**Task brief**
Determine which lines of the records include the word "screenshot", and copy them.

Extracts from a graphics dataset:
━━━━━━━━━━

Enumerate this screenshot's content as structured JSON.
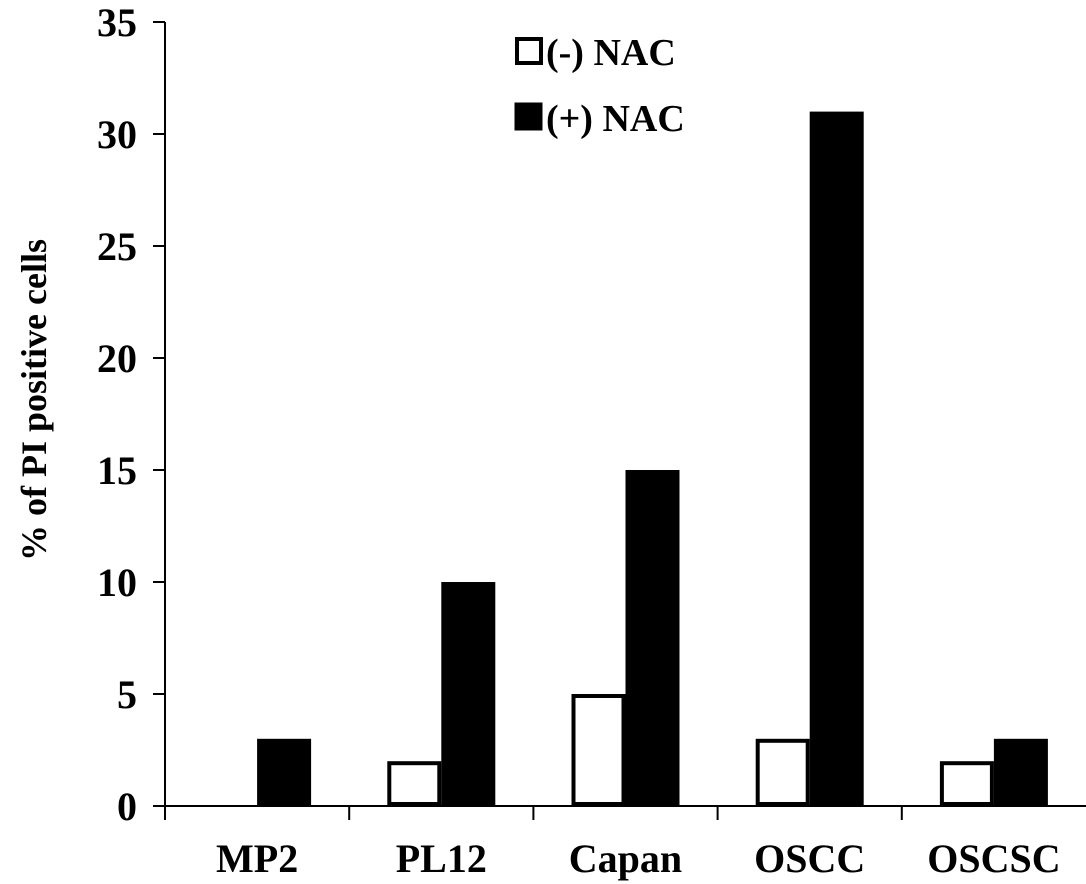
{
  "chart_data": {
    "type": "bar",
    "title": "",
    "xlabel": "",
    "ylabel": "% of PI positive cells",
    "ylim": [
      0,
      35
    ],
    "yticks": [
      0,
      5,
      10,
      15,
      20,
      25,
      30,
      35
    ],
    "categories": [
      "MP2",
      "PL12",
      "Capan",
      "OSCC",
      "OSCSC"
    ],
    "series": [
      {
        "name": "(-) NAC",
        "values": [
          0,
          2,
          5,
          3,
          2
        ],
        "fill": "#ffffff",
        "stroke": "#000000"
      },
      {
        "name": "(+) NAC",
        "values": [
          3,
          10,
          15,
          31,
          3
        ],
        "fill": "#000000",
        "stroke": "#000000"
      }
    ],
    "legend_position": "top-center",
    "grid": false
  }
}
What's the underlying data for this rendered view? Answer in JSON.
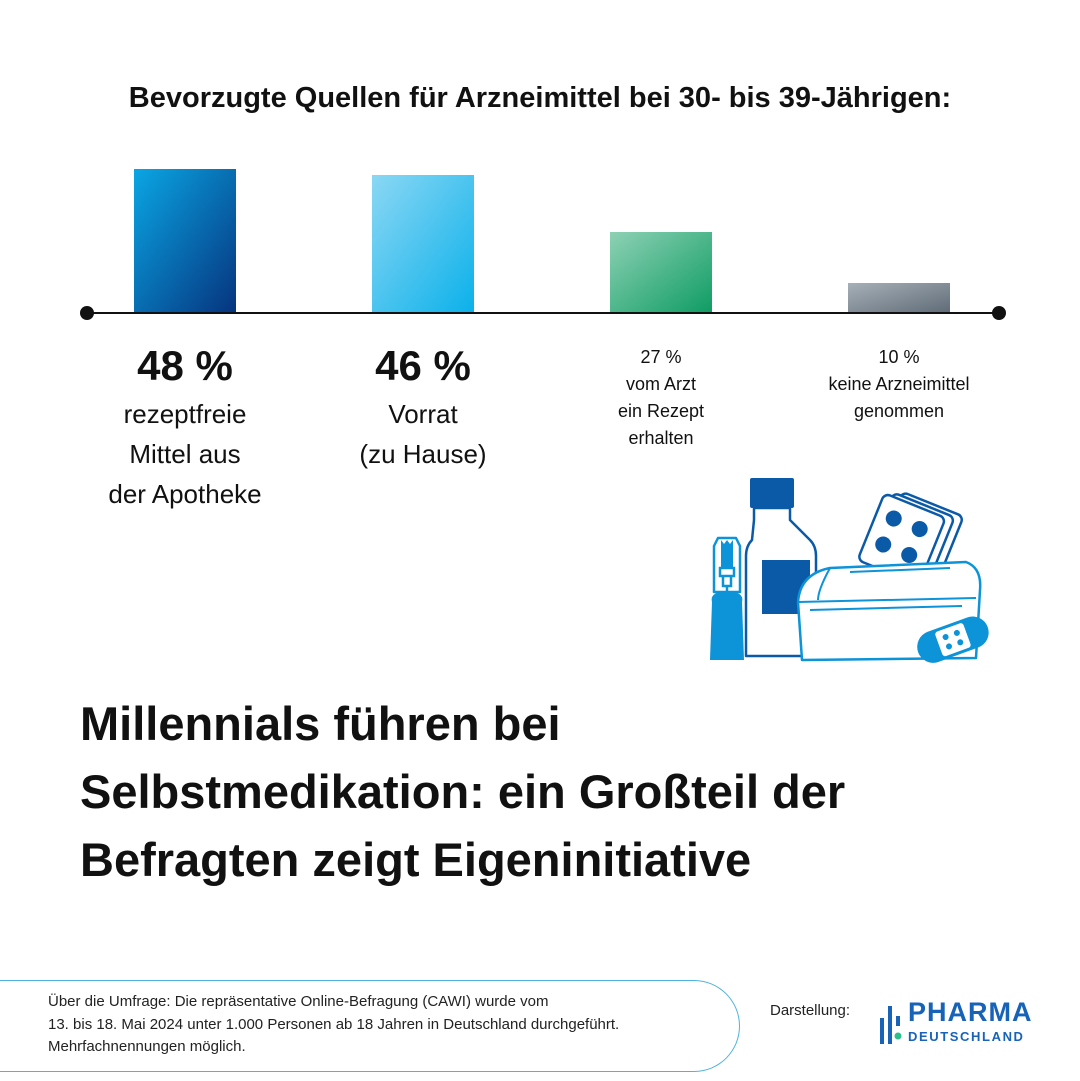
{
  "chart_data": {
    "type": "bar",
    "title": "Bevorzugte Quellen für Arzneimittel bei 30- bis 39-Jährigen:",
    "categories": [
      "rezeptfreie\nMittel aus\nder Apotheke",
      "Vorrat\n(zu Hause)",
      "vom Arzt\nein Rezept\nerhalten",
      "keine Arzneimittel\ngenommen"
    ],
    "value_labels": [
      "48 %",
      "46 %",
      "27 %",
      "10 %"
    ],
    "values": [
      48,
      46,
      27,
      10
    ],
    "ylim": [
      0,
      50
    ],
    "grid": false,
    "legend": "none",
    "bar_gradients": [
      [
        "#0aa6e4",
        "#06347e"
      ],
      [
        "#8bd7f4",
        "#0bb1ea"
      ],
      [
        "#8dd1b4",
        "#0f9c63"
      ],
      [
        "#a6b0b8",
        "#5f6b77"
      ]
    ],
    "emphasized": [
      true,
      true,
      false,
      false
    ]
  },
  "headline": "Millennials führen bei\nSelbstmedikation: ein Großteil der\nBefragten zeigt Eigeninitiative",
  "footer": {
    "survey_note": "Über die Umfrage: Die repräsentative Online-Befragung (CAWI) wurde vom\n13. bis 18. Mai 2024 unter 1.000 Personen ab 18 Jahren in Deutschland durchgeführt.\nMehrfachnennungen möglich.",
    "credit_label": "Darstellung:",
    "logo_text": "PHARMA",
    "logo_subtext": "DEUTSCHLAND"
  },
  "colors": {
    "accent_blue": "#1763b8",
    "light_blue": "#4fb3e0",
    "text": "#111111"
  },
  "illustration": {
    "icons": [
      "nasal-spray-icon",
      "medicine-bottle-icon",
      "pill-blister-icon",
      "medicine-box-icon",
      "bandage-icon"
    ]
  }
}
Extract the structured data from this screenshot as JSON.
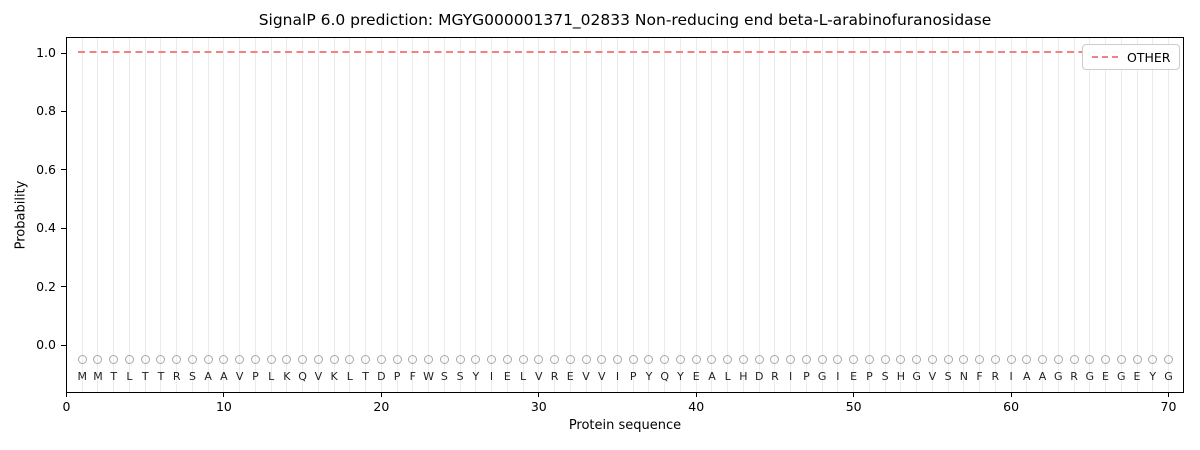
{
  "chart_data": {
    "type": "line",
    "title": "SignalP 6.0 prediction: MGYG000001371_02833 Non-reducing end beta-L-arabinofuranosidase",
    "xlabel": "Protein sequence",
    "ylabel": "Probability",
    "xlim": [
      0,
      71
    ],
    "ylim": [
      -0.17,
      1.06
    ],
    "x_ticks": [
      "0",
      "10",
      "20",
      "30",
      "40",
      "50",
      "60",
      "70"
    ],
    "y_ticks": [
      "0.0",
      "0.2",
      "0.4",
      "0.6",
      "0.8",
      "1.0"
    ],
    "grid": "vertical gridline at every residue position",
    "grid_color": "#ebebeb",
    "legend_position": "upper right",
    "series": [
      {
        "name": "OTHER",
        "style": "dashed",
        "color": "#f28181",
        "x_range": [
          1,
          70
        ],
        "constant_value": 1.0
      }
    ],
    "sequence": "MMTLTTRSAAVPLKQVKLTDPFWSSYIELVREVVIPYQYEALHDRIPGIEPSHGVSNFRIAAGRGEGEYG",
    "residue_marker": {
      "shape": "open-circle",
      "color": "#a8a8a8",
      "y": -0.05
    }
  }
}
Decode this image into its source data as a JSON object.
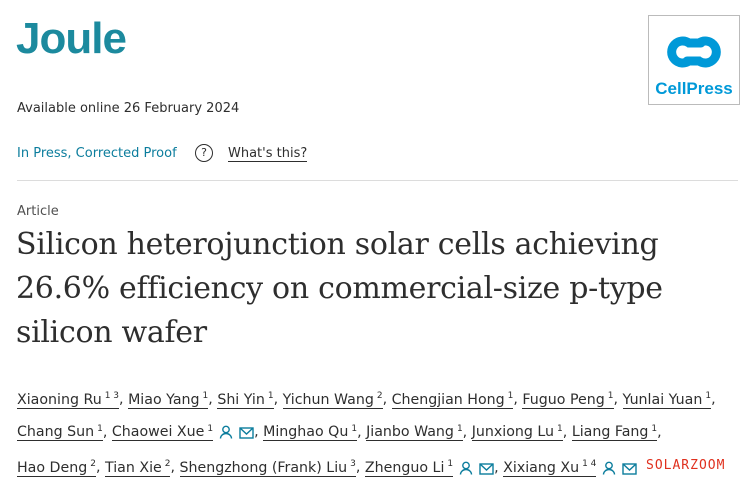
{
  "journal": "Joule",
  "logo": "CellPress",
  "availability": "Available online 26 February 2024",
  "status": "In Press, Corrected Proof",
  "help_icon": "?",
  "help_link": "What's this?",
  "article_type": "Article",
  "title": "Silicon heterojunction solar cells achieving 26.6% efficiency on commercial-size p-type silicon wafer",
  "separator": ",",
  "authors": [
    {
      "name": "Xiaoning Ru",
      "affiliations": "1 3"
    },
    {
      "name": "Miao Yang",
      "affiliations": "1"
    },
    {
      "name": "Shi Yin",
      "affiliations": "1"
    },
    {
      "name": "Yichun Wang",
      "affiliations": "2"
    },
    {
      "name": "Chengjian Hong",
      "affiliations": "1"
    },
    {
      "name": "Fuguo Peng",
      "affiliations": "1"
    },
    {
      "name": "Yunlai Yuan",
      "affiliations": "1"
    },
    {
      "name": "Chang Sun",
      "affiliations": "1"
    },
    {
      "name": "Chaowei Xue",
      "affiliations": "1",
      "corresponding": true
    },
    {
      "name": "Minghao Qu",
      "affiliations": "1"
    },
    {
      "name": "Jianbo Wang",
      "affiliations": "1"
    },
    {
      "name": "Junxiong Lu",
      "affiliations": "1"
    },
    {
      "name": "Liang Fang",
      "affiliations": "1"
    },
    {
      "name": "Hao Deng",
      "affiliations": "2"
    },
    {
      "name": "Tian Xie",
      "affiliations": "2"
    },
    {
      "name": "Shengzhong (Frank) Liu",
      "affiliations": "3"
    },
    {
      "name": "Zhenguo Li",
      "affiliations": "1",
      "corresponding": true
    },
    {
      "name": "Xixiang Xu",
      "affiliations": "1 4",
      "corresponding": true
    }
  ],
  "watermark": "SOLARZOOM"
}
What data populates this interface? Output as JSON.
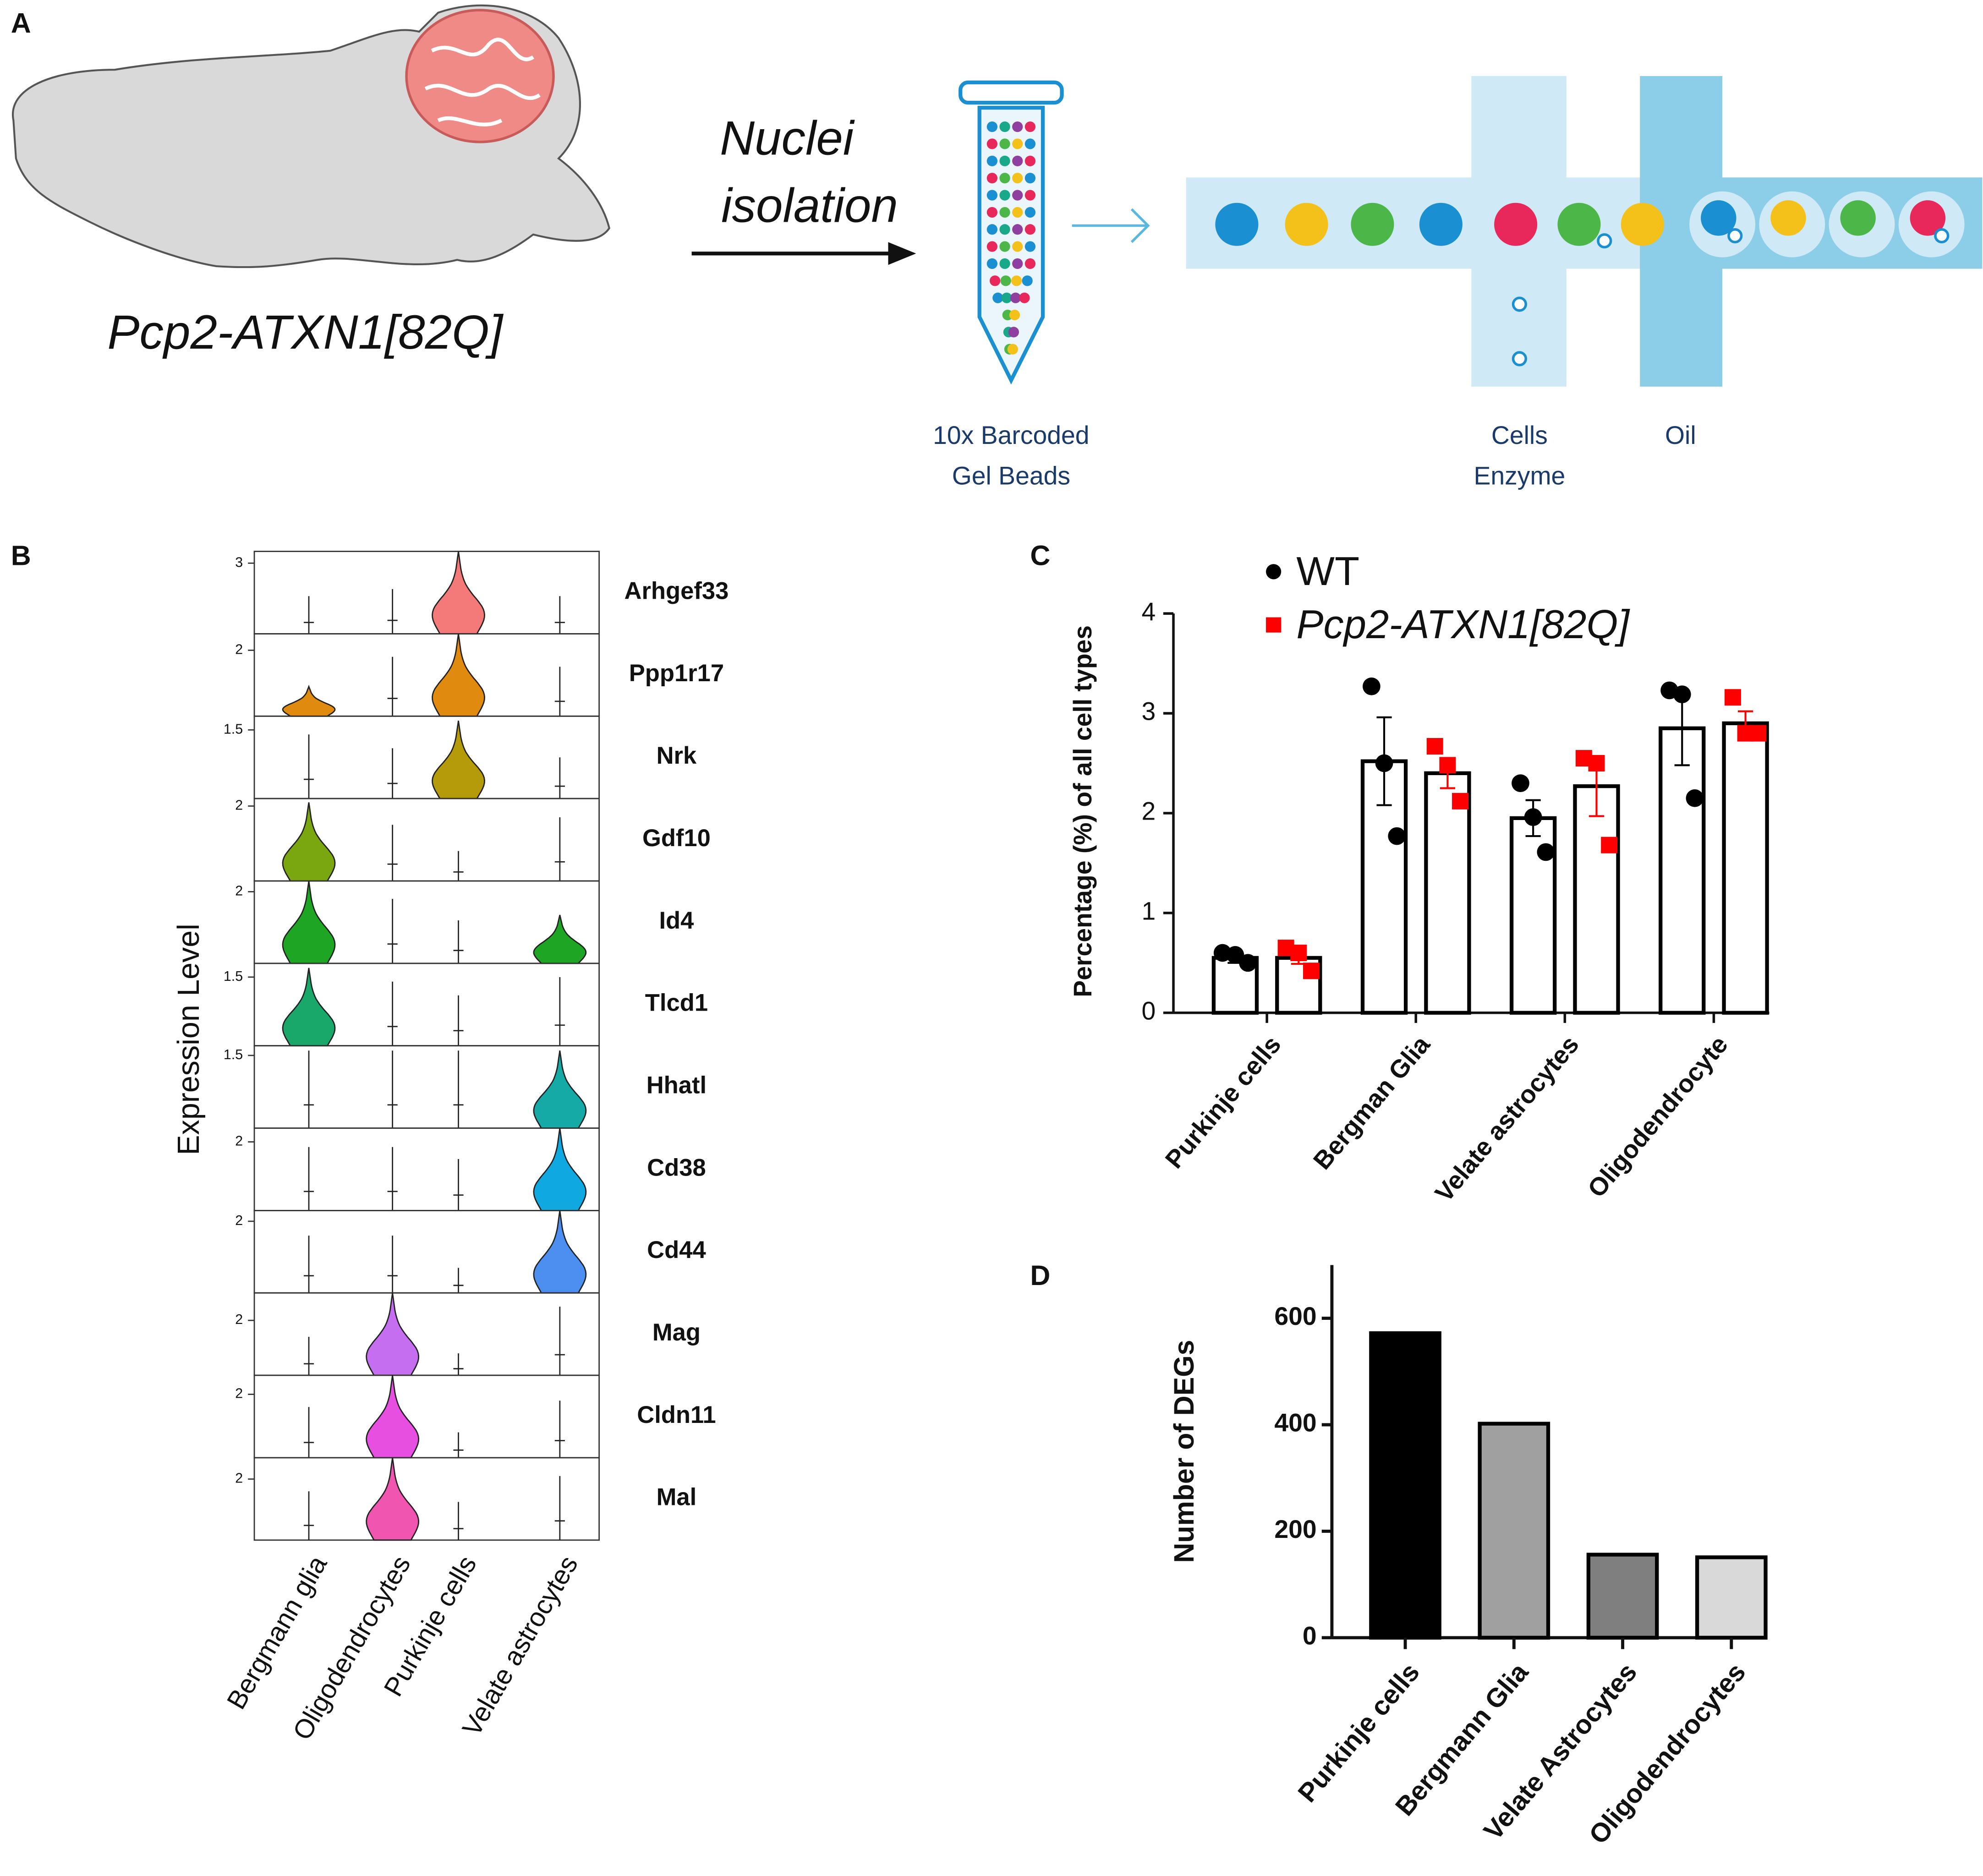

━━━━━━━━━━

**Exercise output**
Enumerate this screenshot's content as structured JSON.
Extract the structured data from this screenshot as JSON.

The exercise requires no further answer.